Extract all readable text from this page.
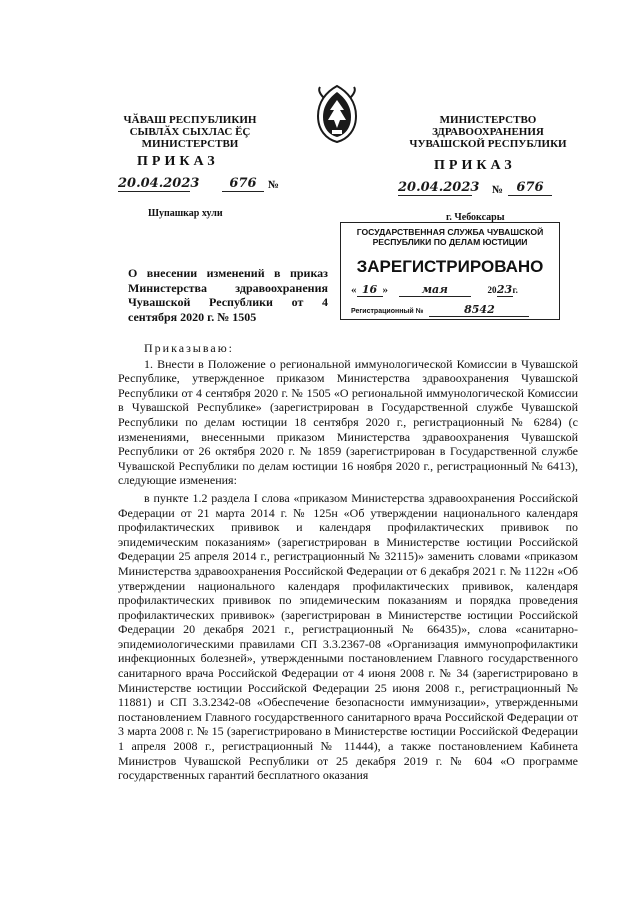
ЧӐВАШ РЕСПУБЛИКИН
СЫВЛӐХ СЫХЛАС ӖҪ
МИНИСТЕРСТВИ
ПРИКАЗ
20.04.2023	676	№
Шупашкар хули
МИНИСТЕРСТВО
ЗДРАВООХРАНЕНИЯ
ЧУВАШСКОЙ РЕСПУБЛИКИ
ПРИКАЗ
20.04.2023 №	676
г. Чебоксары
ГОСУДАРСТВЕННАЯ СЛУЖБА ЧУВАШСКОЙ
РЕСПУБЛИКИ ПО ДЕЛАМ ЮСТИЦИИ
ЗАРЕГИСТРИРОВАНО
« 16 »	мая	2023г.
Регистрационный №	8542
О внесении изменений в приказ Министерства здравоохранения Чувашской Республики от 4 сентября 2020 г. № 1505

Приказываю:

1. Внести в Положение о региональной иммунологической Комиссии в Чувашской Республике, утвержденное приказом Министерства здравоохранения Чувашской Республики от 4 сентября 2020 г. № 1505 «О региональной иммунологической Комиссии в Чувашской Республике» (зарегистрирован в Государственной службе Чувашской Республики по делам юстиции 18 сентября 2020 г., регистрационный № 6284) (с изменениями, внесенными приказом Министерства здравоохранения Чувашской Республики от 26 октября 2020 г. № 1859 (зарегистрирован в Государственной службе Чувашской Республики по делам юстиции 16 ноября 2020 г., регистрационный № 6413), следующие изменения:

в пункте 1.2 раздела I слова «приказом Министерства здравоохранения Российской Федерации от 21 марта 2014 г. № 125н «Об утверждении национального календаря профилактических прививок и календаря профилактических прививок по эпидемическим показаниям» (зарегистрирован в Министерстве юстиции Российской Федерации 25 апреля 2014 г., регистрационный № 32115)» заменить словами «приказом Министерства здравоохранения Российской Федерации от 6 декабря 2021 г. № 1122н «Об утверждении национального календаря профилактических прививок, календаря профилактических прививок по эпидемическим показаниям и порядка проведения профилактических прививок» (зарегистрирован в Министерстве юстиции Российской Федерации 20 декабря 2021 г., регистрационный № 66435)», слова «санитарно-эпидемиологическими правилами СП 3.3.2367-08 «Организация иммунопрофилактики инфекционных болезней», утвержденными постановлением Главного государственного санитарного врача Российской Федерации от 4 июня 2008 г. № 34 (зарегистрировано в Министерстве юстиции Российской Федерации 25 июня 2008 г., регистрационный № 11881) и СП 3.3.2342-08 «Обеспечение безопасности иммунизации», утвержденными постановлением Главного государственного санитарного врача Российской Федерации от 3 марта 2008 г. № 15 (зарегистрировано в Министерстве юстиции Российской Федерации 1 апреля 2008 г., регистрационный № 11444), а также постановлением Кабинета Министров Чувашской Республики от 25 декабря 2019 г. № 604 «О программе государственных гарантий бесплатного оказания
========================================
What this task involves:
State the number of lines in the data that include the string "сентября", and add nothing else.

Written answer:
2